Select every line below containing the word "being".

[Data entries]
** BEGIN **

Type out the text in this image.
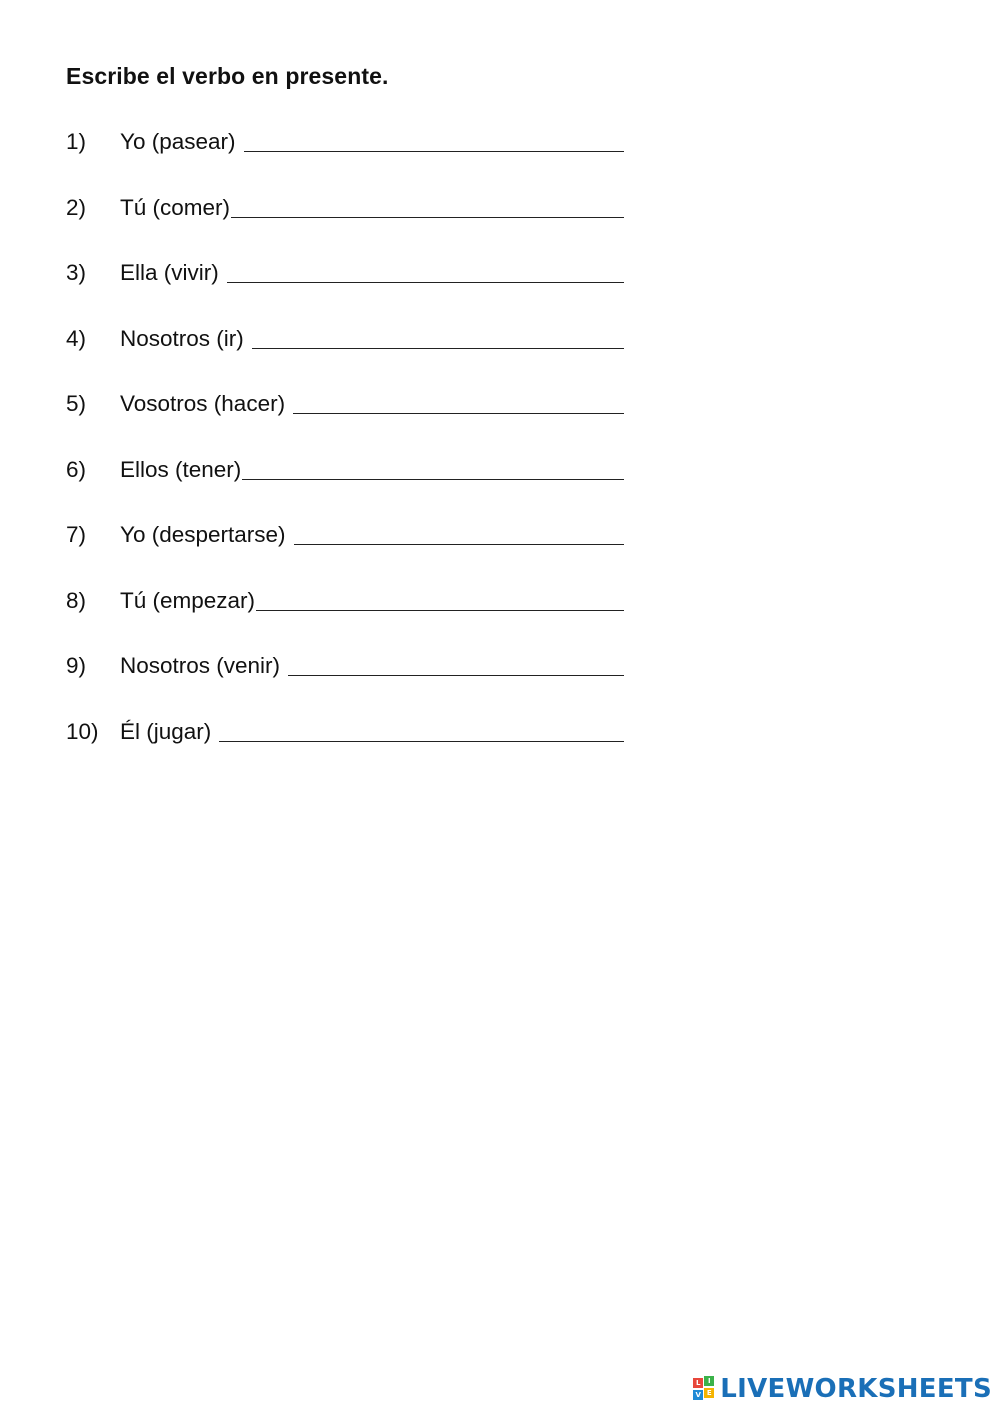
Escribe el verbo en presente.
1)	Yo (pasear)
2)	Tú (comer)
3)	Ella (vivir)
4)	Nosotros (ir)
5)	Vosotros (hacer)
6)	Ellos (tener)
7)	Yo (despertarse)
8)	Tú (empezar)
9)	Nosotros (venir)
10) Él (jugar)
L	I
V E LIVEWORKSHEETS
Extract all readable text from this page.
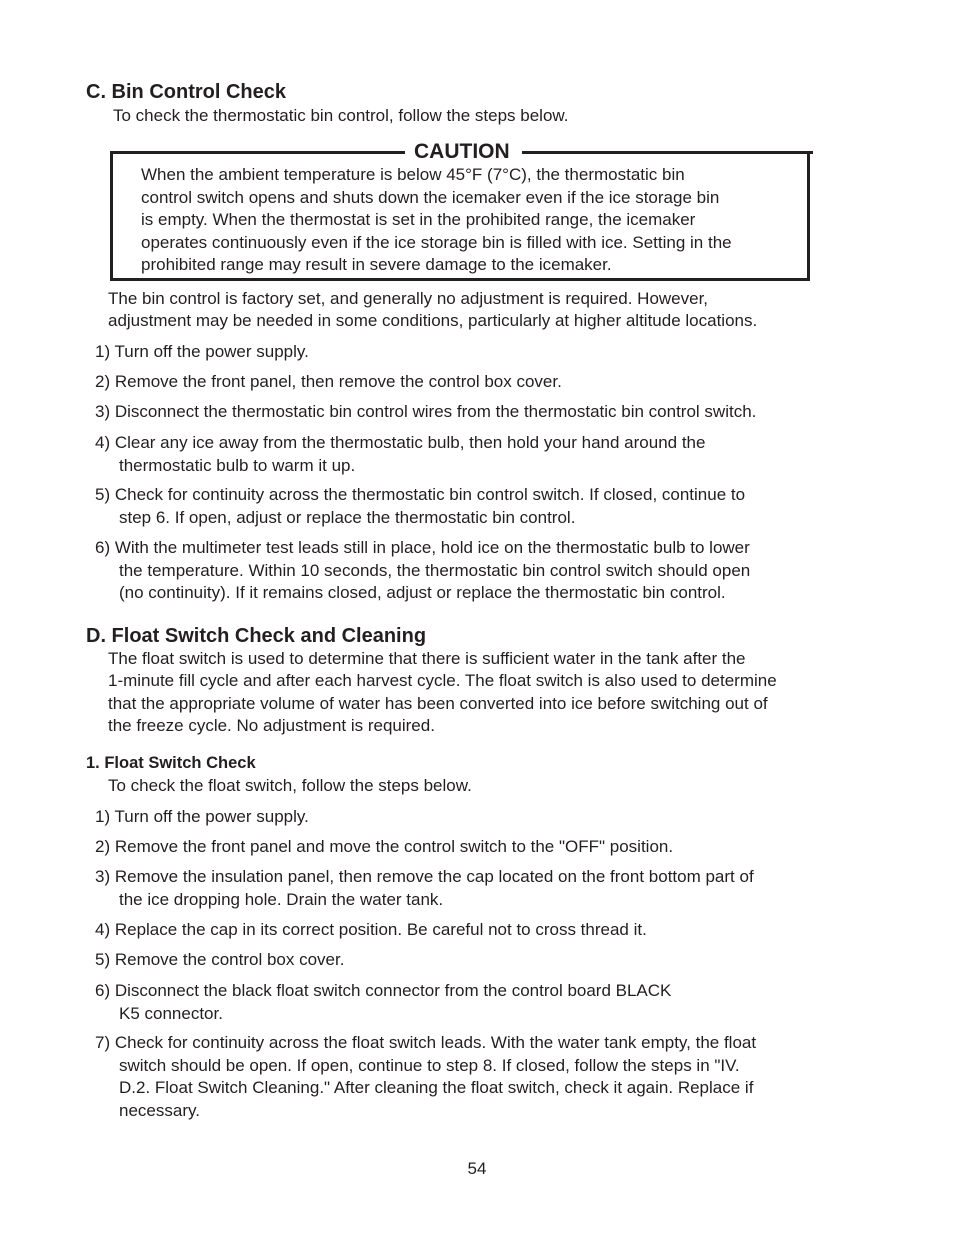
C. Bin Control Check
To check the thermostatic bin control, follow the steps below.
CAUTION
When the ambient temperature is below 45°F (7°C), the thermostatic bin
control switch opens and shuts down the icemaker even if the ice storage bin
is empty. When the thermostat is set in the prohibited range, the icemaker
operates continuously even if the ice storage bin is filled with ice. Setting in the
prohibited range may result in severe damage to the icemaker.
The bin control is factory set, and generally no adjustment is required. However,
adjustment may be needed in some conditions, particularly at higher altitude locations.
1) Turn off the power supply.
2) Remove the front panel, then remove the control box cover.
3) Disconnect the thermostatic bin control wires from the thermostatic bin control switch.
4) Clear any ice away from the thermostatic bulb, then hold your hand around the
thermostatic bulb to warm it up.
5) Check for continuity across the thermostatic bin control switch. If closed, continue to
step 6. If open, adjust or replace the thermostatic bin control.
6) With the multimeter test leads still in place, hold ice on the thermostatic bulb to lower
the temperature. Within 10 seconds, the thermostatic bin control switch should open
(no continuity). If it remains closed, adjust or replace the thermostatic bin control.
D. Float Switch Check and Cleaning
The float switch is used to determine that there is sufficient water in the tank after the
1-minute fill cycle and after each harvest cycle. The float switch is also used to determine
that the appropriate volume of water has been converted into ice before switching out of
the freeze cycle. No adjustment is required.
1. Float Switch Check
To check the float switch, follow the steps below.
1) Turn off the power supply.
2) Remove the front panel and move the control switch to the "OFF" position.
3) Remove the insulation panel, then remove the cap located on the front bottom part of
the ice dropping hole. Drain the water tank.
4) Replace the cap in its correct position. Be careful not to cross thread it.
5) Remove the control box cover.
6) Disconnect the black float switch connector from the control board BLACK
K5 connector.
7) Check for continuity across the float switch leads. With the water tank empty, the float
switch should be open. If open, continue to step 8. If closed, follow the steps in "IV.
D.2. Float Switch Cleaning." After cleaning the float switch, check it again. Replace if
necessary.
54
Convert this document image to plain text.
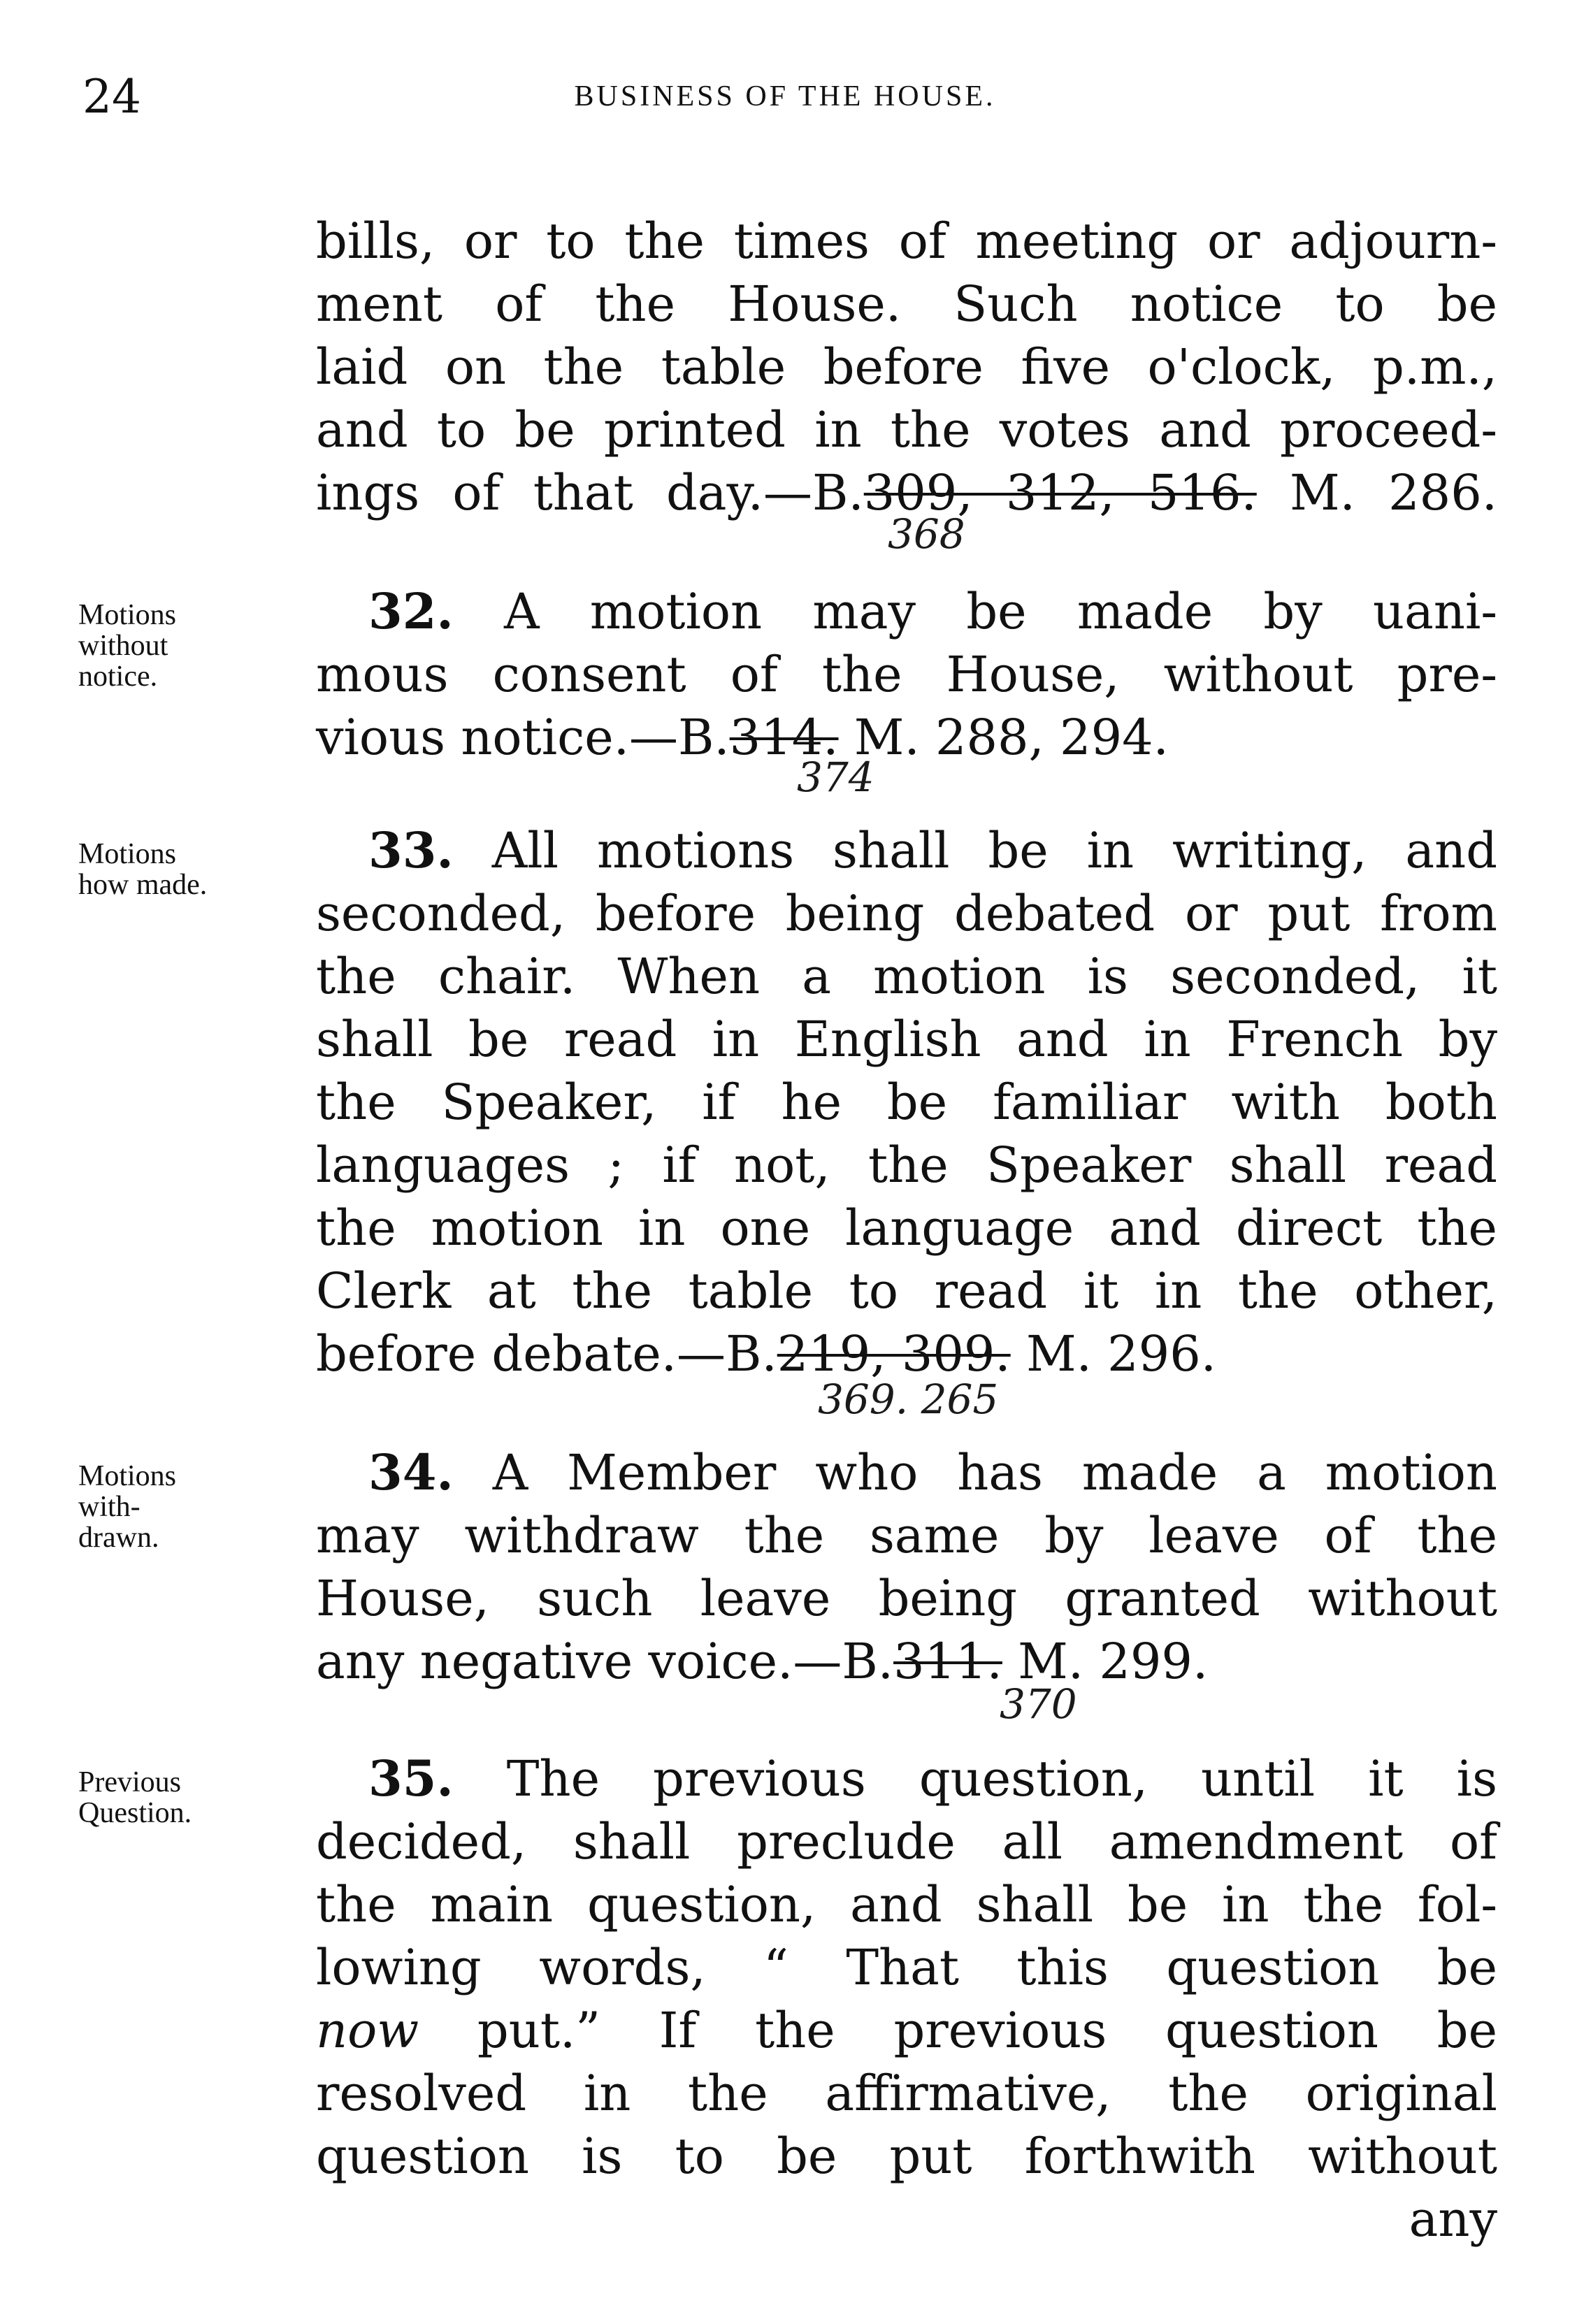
24	BUSINESS OF THE HOUSE.
bills, or to the times of meeting or adjourn-
ment of the House. Such notice to be
laid on the table before five o'clock, p.m.,
and to be printed in the votes and proceed-
ings of that day.—B.309, 312, 516. M. 286.
368
Motions
without
notice.
32. A motion may be made by uani-
mous consent of the House, without pre-
vious notice.—B.314. M. 288, 294.
374
Motions
how made.
33. All motions shall be in writing, and
seconded, before being debated or put from
the chair. When a motion is seconded, it
shall be read in English and in French by
the Speaker, if he be familiar with both
languages ; if not, the Speaker shall read
the motion in one language and direct the
Clerk at the table to read it in the other,
before debate.—B.219, 309. M. 296.
369. 265
Motions
with-
drawn.
34. A Member who has made a motion
may withdraw the same by leave of the
House, such leave being granted without
any negative voice.—B.311. M. 299.
370
Previous
Question.
35. The previous question, until it is
decided, shall preclude all amendment of
the main question, and shall be in the fol-
lowing words, “ That this question be
now put.” If the previous question be
resolved in the affirmative, the original
question is to be put forthwith without
any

** END **

■ **RESPONSE TO THIS TASK**:
seconded, before being debated or put from
House, such leave being granted without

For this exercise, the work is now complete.